[Stored data]
— start —

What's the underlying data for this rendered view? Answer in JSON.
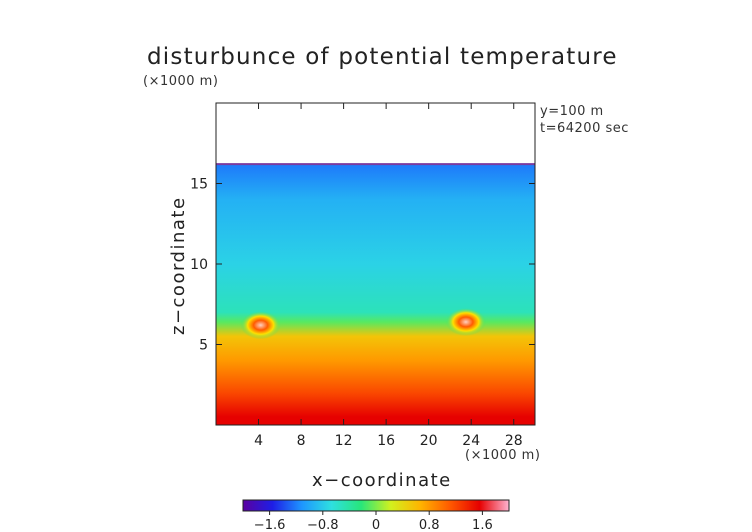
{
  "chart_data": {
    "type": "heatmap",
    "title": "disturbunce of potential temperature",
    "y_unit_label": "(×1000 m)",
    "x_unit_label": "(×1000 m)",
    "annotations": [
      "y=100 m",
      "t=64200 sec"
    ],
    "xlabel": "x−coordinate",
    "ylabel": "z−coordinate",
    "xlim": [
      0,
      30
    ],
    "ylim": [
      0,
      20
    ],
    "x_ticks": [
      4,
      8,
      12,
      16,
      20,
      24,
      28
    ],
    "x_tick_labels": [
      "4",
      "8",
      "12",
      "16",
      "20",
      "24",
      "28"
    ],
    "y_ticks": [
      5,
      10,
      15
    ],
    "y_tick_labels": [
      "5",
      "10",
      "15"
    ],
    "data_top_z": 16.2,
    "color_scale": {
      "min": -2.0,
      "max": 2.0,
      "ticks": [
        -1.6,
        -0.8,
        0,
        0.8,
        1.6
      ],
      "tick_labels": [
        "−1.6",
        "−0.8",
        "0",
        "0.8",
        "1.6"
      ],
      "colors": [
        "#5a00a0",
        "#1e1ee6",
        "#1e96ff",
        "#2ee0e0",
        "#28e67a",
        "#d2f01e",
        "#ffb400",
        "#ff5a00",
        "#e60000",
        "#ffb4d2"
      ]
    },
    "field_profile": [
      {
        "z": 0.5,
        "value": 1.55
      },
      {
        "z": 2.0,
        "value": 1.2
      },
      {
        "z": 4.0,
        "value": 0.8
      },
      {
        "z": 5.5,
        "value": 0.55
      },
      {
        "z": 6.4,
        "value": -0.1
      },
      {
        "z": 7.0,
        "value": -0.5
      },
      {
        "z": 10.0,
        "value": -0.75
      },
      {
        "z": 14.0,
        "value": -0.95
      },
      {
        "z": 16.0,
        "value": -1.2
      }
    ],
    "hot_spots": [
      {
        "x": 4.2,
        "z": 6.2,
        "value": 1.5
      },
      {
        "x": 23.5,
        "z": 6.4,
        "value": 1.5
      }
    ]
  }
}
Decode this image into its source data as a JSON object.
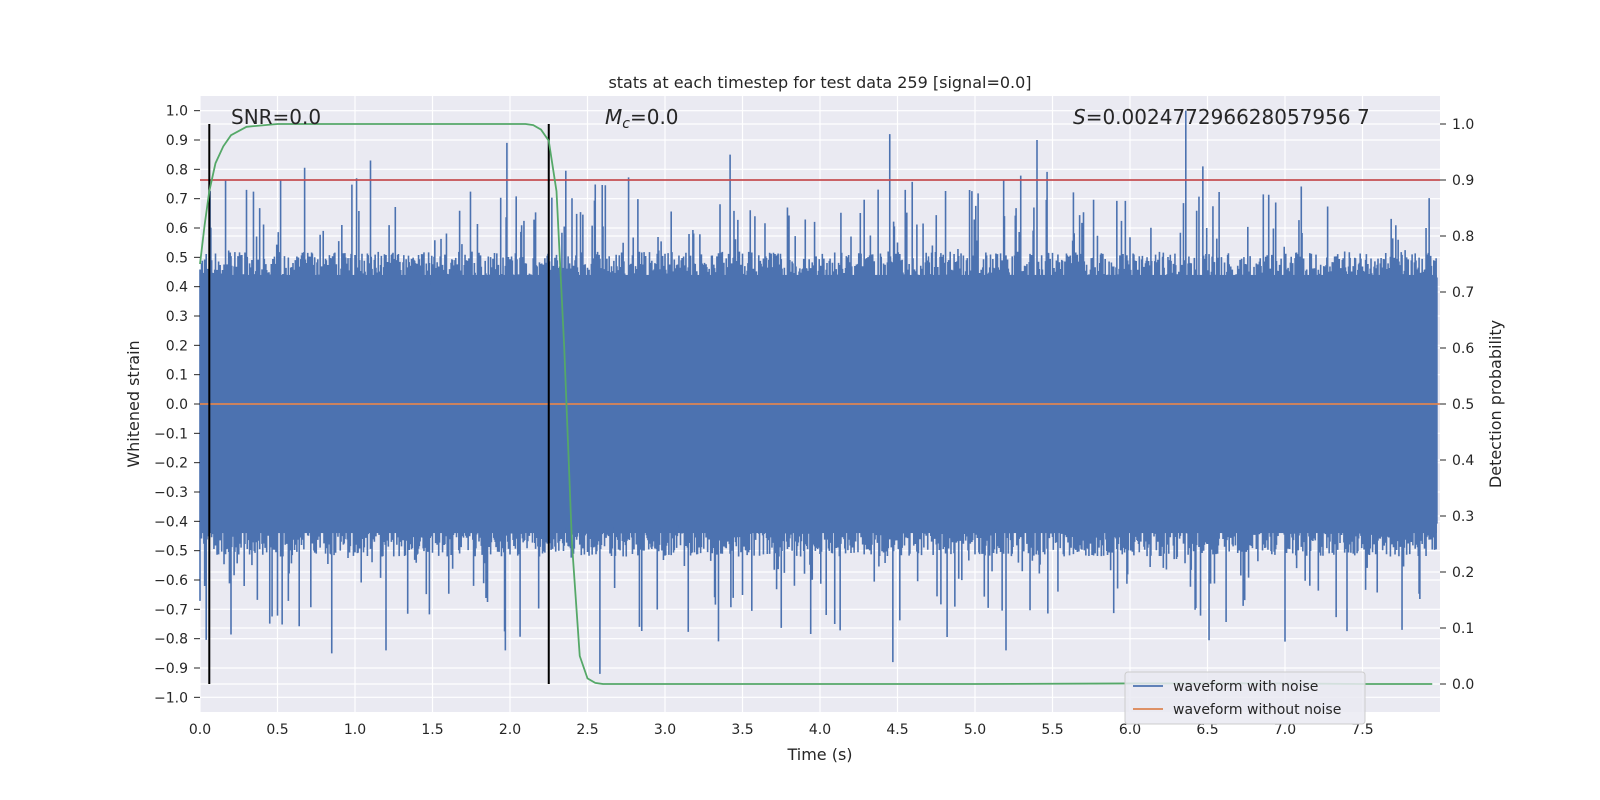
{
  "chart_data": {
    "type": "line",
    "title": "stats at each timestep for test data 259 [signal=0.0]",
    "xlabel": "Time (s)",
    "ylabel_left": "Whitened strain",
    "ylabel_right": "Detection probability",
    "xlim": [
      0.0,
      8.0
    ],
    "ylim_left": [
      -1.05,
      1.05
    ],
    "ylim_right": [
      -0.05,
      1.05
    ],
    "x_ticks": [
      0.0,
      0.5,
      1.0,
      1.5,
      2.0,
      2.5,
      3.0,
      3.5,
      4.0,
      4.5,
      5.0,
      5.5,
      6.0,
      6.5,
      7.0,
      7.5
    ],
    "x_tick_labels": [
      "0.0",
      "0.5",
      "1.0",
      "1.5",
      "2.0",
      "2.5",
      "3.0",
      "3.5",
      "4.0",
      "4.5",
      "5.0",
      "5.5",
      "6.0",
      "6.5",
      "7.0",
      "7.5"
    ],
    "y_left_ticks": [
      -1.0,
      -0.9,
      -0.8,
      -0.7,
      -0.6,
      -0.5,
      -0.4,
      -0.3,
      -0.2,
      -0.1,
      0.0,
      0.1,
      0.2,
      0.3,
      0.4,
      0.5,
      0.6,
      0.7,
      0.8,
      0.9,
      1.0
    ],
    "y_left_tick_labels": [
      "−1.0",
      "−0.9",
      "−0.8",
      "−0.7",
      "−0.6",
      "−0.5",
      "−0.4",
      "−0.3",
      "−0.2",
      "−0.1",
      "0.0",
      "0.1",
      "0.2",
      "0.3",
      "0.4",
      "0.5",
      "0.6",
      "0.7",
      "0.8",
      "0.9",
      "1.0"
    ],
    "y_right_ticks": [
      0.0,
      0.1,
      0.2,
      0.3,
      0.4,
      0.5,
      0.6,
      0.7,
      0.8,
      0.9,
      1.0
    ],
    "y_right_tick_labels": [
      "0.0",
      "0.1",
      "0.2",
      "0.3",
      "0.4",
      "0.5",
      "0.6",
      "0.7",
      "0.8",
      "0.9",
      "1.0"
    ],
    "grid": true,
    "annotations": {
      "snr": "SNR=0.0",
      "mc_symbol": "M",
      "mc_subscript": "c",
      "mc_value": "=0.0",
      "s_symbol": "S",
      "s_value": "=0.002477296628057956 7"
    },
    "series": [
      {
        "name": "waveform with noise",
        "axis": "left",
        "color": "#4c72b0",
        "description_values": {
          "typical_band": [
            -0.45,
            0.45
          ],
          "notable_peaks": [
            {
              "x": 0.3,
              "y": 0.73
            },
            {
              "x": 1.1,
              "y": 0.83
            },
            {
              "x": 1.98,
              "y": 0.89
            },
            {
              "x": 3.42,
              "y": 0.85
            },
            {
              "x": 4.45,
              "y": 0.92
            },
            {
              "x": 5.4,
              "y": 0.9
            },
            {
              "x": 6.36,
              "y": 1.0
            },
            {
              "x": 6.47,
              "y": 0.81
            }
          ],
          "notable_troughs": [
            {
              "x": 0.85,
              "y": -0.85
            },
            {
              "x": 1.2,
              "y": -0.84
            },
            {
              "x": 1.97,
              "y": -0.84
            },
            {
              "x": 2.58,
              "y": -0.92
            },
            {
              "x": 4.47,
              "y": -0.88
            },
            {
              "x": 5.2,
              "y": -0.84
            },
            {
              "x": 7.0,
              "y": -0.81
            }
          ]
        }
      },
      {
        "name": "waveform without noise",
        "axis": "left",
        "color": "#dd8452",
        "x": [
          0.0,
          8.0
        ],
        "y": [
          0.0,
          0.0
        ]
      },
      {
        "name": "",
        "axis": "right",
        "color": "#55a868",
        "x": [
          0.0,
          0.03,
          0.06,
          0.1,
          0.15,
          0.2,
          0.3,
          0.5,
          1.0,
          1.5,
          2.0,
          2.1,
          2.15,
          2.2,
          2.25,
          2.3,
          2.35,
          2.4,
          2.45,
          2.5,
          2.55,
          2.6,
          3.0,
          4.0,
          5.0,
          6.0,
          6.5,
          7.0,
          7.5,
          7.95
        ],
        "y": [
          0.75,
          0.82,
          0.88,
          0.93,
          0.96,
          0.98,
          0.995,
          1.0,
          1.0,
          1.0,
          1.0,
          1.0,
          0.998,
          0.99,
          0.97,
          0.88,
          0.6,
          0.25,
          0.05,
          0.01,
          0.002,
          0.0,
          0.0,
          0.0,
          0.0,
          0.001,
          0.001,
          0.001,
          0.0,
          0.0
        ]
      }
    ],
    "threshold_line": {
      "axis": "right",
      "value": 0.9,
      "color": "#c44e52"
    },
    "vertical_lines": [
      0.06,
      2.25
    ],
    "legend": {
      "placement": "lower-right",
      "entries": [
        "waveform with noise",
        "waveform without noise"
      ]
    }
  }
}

— end —
— start —

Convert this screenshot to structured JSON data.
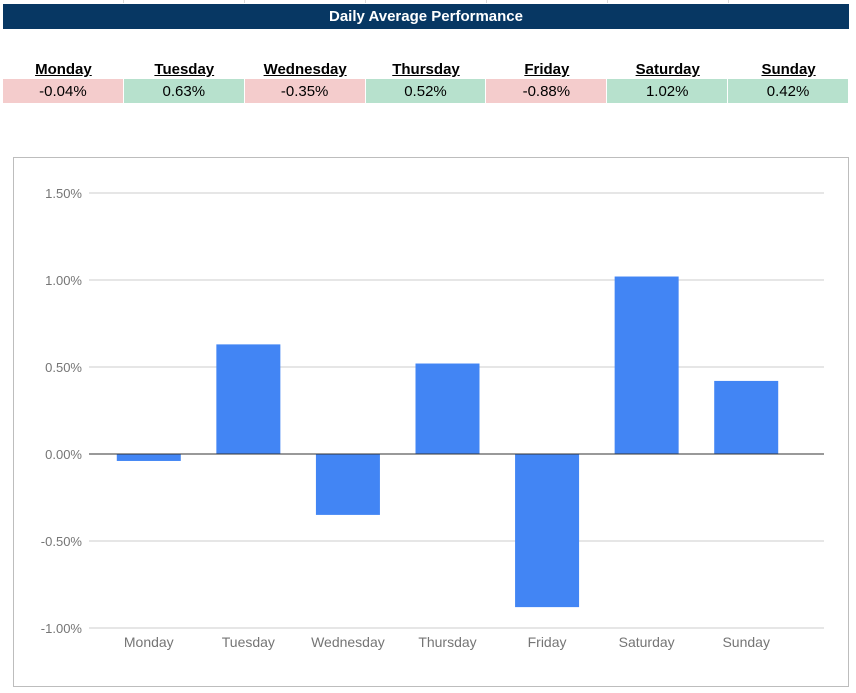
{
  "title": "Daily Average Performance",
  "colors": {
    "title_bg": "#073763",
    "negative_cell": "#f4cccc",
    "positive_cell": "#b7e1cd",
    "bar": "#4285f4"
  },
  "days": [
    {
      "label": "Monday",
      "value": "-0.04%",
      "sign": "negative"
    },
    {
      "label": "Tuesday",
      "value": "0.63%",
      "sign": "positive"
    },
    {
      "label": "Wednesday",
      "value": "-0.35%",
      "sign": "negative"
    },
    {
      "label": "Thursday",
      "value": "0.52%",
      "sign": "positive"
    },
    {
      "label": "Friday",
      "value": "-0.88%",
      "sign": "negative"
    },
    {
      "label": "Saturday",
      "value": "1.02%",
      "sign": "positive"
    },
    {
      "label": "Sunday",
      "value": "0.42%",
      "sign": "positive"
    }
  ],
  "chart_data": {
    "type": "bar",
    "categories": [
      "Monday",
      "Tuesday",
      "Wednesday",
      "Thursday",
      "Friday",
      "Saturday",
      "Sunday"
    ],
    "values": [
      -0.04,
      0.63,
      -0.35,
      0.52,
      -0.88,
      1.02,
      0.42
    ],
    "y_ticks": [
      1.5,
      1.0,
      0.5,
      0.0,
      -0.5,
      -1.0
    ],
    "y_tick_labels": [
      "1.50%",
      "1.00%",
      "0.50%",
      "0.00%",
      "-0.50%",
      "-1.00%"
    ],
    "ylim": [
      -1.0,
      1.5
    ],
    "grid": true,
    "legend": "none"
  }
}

— end —

• [To do]: Go through the records and pull out each line that includes the word "coordinate".

• [Final answer]:
    "xlabel": "x−coordinate",
    "ylabel": "z−coordinate",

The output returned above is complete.